* [Goal] Return each line containing "name".

Records from a data source:
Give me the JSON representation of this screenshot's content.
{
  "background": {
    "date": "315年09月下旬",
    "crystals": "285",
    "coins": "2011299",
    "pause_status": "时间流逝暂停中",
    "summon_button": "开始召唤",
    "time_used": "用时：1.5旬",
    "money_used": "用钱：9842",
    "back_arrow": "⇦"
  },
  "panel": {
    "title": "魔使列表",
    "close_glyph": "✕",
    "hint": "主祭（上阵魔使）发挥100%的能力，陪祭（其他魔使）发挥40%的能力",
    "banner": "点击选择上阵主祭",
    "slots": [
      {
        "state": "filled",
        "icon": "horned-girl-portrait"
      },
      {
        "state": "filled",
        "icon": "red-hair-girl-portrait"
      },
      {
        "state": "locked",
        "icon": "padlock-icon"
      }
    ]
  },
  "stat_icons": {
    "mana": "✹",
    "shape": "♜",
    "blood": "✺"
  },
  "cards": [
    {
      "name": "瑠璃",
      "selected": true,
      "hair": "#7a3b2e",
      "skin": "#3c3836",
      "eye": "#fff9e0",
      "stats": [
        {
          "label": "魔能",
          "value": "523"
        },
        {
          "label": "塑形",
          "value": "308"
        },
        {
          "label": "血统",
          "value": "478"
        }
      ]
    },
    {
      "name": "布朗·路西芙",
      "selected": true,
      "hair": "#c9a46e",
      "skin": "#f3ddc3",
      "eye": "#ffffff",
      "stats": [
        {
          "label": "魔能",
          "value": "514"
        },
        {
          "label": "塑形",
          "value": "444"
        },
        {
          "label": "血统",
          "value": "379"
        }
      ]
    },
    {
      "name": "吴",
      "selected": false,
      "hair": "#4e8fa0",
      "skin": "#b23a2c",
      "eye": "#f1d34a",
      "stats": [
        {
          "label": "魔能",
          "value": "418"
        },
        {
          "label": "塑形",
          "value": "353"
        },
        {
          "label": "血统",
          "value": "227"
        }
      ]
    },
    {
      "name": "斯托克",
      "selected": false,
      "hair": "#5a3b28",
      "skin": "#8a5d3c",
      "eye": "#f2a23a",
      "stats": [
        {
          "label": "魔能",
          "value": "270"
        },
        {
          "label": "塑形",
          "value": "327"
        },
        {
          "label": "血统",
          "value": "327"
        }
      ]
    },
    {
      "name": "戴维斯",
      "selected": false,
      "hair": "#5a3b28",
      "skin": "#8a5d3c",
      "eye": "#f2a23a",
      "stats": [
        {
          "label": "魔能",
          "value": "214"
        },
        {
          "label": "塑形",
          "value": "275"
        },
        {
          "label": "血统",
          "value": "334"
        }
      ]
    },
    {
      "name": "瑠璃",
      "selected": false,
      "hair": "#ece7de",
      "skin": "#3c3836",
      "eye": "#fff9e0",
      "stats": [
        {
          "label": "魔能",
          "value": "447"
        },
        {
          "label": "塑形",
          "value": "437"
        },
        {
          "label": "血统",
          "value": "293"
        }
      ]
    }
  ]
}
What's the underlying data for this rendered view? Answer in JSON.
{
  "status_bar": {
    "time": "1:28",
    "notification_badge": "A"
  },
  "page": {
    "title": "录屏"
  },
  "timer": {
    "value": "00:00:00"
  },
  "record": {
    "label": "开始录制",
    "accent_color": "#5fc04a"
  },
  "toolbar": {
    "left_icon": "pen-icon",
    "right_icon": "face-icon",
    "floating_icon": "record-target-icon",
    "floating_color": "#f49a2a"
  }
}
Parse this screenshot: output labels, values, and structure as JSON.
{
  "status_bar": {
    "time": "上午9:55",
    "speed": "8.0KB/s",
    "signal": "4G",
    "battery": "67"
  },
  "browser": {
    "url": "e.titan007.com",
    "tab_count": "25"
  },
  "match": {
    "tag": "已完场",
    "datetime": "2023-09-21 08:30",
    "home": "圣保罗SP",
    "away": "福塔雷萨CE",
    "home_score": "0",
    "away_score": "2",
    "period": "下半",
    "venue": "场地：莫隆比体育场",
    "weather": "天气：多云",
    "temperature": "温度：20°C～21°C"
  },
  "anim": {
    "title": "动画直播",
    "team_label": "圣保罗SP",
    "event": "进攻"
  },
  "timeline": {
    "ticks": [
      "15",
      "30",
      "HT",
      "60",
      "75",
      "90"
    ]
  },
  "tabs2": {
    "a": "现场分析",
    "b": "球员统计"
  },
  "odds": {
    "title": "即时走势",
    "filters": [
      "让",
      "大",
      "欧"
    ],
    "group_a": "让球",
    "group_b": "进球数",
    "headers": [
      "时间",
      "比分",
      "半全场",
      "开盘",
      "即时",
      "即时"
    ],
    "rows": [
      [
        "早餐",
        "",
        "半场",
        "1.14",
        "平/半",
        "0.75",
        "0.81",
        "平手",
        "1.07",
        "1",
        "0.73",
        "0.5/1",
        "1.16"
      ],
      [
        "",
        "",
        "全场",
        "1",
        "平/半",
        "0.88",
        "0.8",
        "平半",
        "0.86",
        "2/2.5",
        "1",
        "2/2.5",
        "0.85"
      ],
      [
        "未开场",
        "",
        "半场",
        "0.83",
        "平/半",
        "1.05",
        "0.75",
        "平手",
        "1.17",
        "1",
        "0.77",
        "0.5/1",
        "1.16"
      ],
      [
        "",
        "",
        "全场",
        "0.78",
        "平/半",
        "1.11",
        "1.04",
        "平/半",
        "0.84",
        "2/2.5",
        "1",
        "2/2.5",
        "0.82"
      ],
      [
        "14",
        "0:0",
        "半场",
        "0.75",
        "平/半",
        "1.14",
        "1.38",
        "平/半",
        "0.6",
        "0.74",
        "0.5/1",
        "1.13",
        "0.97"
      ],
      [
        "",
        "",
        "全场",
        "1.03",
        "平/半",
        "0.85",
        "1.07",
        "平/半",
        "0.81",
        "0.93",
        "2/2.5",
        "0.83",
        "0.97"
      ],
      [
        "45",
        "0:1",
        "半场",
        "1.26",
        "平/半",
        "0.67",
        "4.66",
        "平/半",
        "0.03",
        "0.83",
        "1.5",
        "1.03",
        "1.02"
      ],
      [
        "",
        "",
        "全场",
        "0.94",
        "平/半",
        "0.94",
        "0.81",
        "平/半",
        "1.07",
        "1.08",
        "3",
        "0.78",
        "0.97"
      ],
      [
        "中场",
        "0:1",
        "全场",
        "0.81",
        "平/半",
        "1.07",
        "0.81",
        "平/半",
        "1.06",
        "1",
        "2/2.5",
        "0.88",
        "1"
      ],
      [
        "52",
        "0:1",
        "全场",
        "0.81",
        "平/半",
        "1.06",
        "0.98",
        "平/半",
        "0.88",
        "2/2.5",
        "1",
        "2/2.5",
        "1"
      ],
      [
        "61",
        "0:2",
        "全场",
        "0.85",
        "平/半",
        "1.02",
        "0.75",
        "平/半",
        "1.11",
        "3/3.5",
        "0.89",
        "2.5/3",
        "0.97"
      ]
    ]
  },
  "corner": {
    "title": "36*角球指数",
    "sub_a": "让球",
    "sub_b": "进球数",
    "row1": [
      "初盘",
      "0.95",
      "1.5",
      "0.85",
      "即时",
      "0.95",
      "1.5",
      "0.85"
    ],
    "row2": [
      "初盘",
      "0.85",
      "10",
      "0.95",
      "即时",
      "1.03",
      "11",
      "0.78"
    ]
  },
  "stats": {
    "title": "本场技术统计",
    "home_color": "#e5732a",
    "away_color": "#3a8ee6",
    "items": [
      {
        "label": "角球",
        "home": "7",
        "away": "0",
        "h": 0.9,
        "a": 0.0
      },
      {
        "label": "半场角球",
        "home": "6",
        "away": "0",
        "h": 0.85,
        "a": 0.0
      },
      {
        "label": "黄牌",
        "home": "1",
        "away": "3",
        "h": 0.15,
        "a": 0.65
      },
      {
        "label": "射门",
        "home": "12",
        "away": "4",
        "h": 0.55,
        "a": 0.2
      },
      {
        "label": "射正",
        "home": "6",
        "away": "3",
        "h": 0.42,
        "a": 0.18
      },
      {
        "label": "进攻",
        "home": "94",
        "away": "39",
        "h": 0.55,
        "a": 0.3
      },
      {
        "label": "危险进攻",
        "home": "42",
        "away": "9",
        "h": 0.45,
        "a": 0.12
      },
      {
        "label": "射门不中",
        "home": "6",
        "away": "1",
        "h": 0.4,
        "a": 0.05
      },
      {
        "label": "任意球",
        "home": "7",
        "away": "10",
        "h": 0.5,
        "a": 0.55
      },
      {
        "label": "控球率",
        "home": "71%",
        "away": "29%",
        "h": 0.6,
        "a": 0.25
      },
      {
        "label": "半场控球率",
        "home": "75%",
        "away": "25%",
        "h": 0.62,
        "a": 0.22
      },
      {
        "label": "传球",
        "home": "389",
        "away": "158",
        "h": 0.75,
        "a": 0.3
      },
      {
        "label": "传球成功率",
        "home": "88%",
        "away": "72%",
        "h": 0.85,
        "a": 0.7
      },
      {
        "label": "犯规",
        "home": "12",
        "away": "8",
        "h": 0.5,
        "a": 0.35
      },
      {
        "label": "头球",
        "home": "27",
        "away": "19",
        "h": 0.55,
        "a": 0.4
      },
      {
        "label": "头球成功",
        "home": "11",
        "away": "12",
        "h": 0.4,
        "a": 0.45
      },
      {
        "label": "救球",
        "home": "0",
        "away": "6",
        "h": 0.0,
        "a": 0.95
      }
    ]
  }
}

* [Complete answer]
      "name": "瑠璃",
      "name": "布朗·路西芙",
      "name": "吴",
      "name": "斯托克",
      "name": "戴维斯",
      "name": "瑠璃",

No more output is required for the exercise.